Pull every line containing the word "intercambio" from the records.

• _GIVEN ENTRIES_

§ §

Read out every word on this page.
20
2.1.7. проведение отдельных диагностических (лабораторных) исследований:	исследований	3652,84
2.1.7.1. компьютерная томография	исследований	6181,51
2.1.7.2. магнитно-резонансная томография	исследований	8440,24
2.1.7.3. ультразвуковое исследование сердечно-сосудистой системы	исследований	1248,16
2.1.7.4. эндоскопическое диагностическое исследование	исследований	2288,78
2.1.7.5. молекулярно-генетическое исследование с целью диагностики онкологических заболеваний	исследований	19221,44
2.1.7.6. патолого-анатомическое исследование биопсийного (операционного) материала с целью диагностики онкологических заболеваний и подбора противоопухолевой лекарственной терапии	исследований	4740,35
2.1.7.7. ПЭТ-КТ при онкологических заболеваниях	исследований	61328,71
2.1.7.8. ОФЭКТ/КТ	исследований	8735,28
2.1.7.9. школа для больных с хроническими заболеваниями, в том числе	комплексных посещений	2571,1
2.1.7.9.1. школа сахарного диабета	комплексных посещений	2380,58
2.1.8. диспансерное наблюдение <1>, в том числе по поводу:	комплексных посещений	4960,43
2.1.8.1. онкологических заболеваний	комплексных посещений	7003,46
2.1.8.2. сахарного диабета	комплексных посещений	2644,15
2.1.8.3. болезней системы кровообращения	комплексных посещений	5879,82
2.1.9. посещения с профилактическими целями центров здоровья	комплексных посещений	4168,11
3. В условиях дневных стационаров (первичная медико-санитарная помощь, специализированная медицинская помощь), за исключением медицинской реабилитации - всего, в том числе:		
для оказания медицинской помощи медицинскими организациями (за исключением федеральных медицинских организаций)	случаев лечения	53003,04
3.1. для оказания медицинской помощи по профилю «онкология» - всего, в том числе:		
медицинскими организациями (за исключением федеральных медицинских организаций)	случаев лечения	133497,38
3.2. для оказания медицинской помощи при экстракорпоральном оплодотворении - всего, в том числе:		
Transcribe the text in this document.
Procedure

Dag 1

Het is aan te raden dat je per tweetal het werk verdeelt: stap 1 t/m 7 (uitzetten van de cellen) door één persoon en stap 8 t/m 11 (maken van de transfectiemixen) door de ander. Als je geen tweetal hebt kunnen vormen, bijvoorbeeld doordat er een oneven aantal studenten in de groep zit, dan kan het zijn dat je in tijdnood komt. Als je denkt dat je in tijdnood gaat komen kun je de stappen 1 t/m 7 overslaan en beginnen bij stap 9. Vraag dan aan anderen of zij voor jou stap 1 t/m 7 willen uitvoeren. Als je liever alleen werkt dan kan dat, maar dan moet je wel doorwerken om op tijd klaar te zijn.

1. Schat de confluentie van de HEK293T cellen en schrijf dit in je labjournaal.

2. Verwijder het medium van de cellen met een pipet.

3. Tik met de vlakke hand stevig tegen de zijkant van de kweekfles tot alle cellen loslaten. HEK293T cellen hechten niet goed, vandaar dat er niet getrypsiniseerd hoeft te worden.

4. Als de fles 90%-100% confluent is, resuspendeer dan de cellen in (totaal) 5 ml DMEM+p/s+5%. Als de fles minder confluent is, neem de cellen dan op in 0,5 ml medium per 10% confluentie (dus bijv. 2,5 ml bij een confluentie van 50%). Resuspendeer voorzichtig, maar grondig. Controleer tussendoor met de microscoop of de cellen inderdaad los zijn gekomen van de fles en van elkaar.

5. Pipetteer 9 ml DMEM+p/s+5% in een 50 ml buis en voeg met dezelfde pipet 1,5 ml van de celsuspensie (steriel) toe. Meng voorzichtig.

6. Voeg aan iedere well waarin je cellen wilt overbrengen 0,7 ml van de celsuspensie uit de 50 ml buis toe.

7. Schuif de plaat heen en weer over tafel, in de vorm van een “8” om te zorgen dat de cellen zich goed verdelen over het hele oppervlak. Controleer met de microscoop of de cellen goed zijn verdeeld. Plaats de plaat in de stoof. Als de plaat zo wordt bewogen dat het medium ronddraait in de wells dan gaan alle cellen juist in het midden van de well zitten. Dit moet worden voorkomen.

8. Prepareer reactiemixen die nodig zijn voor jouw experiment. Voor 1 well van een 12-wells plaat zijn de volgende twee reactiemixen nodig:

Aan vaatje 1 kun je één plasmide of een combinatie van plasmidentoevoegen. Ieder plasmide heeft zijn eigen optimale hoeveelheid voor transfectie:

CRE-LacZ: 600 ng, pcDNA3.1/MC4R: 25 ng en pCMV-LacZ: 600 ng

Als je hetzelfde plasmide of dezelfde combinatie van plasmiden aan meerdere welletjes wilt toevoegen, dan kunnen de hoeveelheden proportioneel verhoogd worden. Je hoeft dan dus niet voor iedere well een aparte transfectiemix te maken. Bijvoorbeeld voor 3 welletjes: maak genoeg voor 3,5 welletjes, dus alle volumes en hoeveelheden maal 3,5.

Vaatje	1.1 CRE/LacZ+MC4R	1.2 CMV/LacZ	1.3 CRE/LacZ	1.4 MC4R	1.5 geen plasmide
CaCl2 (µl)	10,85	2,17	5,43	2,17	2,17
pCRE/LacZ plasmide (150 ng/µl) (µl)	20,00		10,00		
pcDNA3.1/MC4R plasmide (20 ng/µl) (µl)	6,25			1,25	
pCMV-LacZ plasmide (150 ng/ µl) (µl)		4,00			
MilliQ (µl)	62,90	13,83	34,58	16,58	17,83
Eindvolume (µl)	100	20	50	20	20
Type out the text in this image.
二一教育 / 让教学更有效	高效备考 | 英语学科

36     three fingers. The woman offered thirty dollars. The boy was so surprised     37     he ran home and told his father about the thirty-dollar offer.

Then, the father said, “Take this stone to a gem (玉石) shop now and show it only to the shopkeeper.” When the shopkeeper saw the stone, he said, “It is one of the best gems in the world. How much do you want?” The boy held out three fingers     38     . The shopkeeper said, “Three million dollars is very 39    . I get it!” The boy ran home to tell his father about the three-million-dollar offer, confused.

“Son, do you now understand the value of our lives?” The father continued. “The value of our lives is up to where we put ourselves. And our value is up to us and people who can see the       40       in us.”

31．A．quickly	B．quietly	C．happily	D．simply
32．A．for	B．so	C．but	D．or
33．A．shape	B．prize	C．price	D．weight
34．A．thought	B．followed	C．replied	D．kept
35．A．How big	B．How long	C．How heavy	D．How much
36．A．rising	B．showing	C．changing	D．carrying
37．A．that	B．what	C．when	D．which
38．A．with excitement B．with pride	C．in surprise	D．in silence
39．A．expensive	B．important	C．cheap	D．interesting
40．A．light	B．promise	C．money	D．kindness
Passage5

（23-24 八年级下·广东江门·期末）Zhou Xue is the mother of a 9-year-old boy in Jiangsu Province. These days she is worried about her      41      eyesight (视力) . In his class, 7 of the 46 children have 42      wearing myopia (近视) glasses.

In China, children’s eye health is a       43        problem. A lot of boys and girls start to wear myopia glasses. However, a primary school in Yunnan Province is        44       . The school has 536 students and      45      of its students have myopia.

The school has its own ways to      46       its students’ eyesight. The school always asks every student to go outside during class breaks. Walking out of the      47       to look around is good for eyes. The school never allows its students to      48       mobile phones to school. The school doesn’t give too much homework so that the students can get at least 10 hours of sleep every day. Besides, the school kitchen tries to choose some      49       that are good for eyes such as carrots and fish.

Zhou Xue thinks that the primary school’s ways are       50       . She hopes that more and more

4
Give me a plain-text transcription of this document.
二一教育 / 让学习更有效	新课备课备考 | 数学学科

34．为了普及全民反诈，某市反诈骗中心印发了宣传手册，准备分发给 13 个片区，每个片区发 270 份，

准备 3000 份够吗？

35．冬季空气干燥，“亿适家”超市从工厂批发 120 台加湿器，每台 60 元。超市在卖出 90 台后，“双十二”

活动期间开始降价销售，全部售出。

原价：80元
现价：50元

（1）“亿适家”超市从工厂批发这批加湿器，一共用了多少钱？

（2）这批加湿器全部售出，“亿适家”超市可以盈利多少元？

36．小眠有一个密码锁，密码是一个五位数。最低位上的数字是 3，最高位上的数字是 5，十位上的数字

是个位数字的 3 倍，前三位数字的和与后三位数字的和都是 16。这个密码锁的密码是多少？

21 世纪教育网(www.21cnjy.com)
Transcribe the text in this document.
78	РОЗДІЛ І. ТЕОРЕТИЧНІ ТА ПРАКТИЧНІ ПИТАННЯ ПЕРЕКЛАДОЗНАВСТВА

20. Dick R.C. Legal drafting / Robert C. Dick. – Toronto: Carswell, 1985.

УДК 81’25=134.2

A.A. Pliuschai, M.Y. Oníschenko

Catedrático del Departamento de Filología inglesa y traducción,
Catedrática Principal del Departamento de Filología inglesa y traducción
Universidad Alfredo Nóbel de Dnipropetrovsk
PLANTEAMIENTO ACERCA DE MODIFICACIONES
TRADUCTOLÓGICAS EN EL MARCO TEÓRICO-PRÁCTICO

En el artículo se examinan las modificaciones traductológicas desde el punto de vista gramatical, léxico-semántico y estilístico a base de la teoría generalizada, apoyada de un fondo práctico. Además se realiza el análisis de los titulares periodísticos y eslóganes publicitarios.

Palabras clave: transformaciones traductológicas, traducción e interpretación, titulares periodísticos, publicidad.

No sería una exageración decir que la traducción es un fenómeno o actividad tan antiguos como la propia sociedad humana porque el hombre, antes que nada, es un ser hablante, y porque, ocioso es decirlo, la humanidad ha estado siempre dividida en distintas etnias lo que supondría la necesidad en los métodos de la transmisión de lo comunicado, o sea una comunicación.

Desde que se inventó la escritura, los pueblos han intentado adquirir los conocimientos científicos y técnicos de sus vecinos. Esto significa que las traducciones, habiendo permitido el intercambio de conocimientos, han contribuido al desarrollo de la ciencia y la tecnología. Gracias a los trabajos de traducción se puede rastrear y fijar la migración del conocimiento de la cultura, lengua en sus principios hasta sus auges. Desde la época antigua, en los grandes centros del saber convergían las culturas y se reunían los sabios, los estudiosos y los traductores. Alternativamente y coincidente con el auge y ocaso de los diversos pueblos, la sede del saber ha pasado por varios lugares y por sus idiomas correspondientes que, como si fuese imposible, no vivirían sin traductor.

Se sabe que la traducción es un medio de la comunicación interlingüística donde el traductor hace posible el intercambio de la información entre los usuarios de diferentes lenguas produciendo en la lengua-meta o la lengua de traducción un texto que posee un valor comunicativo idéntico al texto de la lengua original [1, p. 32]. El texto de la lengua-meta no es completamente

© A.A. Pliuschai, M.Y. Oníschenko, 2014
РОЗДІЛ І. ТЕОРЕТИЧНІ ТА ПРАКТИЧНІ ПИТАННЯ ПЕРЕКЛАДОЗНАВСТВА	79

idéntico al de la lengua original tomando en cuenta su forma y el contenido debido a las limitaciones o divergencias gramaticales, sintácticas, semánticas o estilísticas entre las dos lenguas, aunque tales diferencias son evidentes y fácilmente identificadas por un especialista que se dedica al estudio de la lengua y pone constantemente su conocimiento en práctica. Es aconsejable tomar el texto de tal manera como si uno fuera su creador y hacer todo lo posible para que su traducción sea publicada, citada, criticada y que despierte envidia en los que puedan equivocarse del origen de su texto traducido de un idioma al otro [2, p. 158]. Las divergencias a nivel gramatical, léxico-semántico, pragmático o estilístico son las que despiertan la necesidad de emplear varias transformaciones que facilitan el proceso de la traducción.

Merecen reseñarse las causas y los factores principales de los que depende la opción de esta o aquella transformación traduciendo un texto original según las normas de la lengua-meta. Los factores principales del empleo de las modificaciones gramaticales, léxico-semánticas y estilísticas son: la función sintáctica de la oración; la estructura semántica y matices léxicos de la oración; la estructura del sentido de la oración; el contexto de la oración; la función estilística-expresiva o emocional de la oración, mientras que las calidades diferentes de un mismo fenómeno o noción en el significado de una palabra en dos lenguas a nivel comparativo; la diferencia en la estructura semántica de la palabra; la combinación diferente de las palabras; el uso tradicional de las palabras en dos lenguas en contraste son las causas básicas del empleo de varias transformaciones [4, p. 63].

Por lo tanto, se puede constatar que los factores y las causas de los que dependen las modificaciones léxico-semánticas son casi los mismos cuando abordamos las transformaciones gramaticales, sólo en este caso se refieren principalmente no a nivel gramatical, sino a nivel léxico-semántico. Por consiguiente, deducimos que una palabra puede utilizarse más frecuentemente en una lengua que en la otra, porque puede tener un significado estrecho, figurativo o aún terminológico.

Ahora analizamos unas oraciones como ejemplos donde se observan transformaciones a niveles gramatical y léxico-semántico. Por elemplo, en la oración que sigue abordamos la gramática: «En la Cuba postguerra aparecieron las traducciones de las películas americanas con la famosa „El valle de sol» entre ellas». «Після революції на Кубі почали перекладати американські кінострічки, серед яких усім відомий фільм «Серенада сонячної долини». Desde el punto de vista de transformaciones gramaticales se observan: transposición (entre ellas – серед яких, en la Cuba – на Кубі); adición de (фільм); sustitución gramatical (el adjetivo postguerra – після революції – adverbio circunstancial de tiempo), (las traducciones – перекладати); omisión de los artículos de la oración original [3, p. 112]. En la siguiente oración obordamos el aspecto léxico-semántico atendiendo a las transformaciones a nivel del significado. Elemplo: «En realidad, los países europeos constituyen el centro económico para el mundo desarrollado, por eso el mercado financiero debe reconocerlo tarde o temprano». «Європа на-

§ §

• _THE COMPLETED TASK_
Desde que se inventó la escritura, los pueblos han intentado adquirir los conocimientos científicos y técnicos de sus vecinos. Esto significa que las traducciones, habiendo permitido el intercambio de conocimientos, han contribuido al desarrollo de la ciencia y la tecnología. Gracias a los trabajos de traducción se puede rastrear y fijar la migración del conocimiento de la cultura, lengua en sus principios hasta sus auges. Desde la época antigua, en los grandes centros del saber convergían las culturas y se reunían los sabios, los estudiosos y los traductores. Alternativamente y coincidente con el auge y ocaso de los diversos pueblos, la sede del saber ha pasado por varios lugares y por sus idiomas correspondientes que, como si fuese imposible, no vivirían sin traductor.
Se sabe que la traducción es un medio de la comunicación interlingüística donde el traductor hace posible el intercambio de la información entre los usuarios de diferentes lenguas produciendo en la lengua-meta o la lengua de traducción un texto que posee un valor comunicativo idéntico al texto de la lengua original [1, p. 32]. El texto de la lengua-meta no es completamente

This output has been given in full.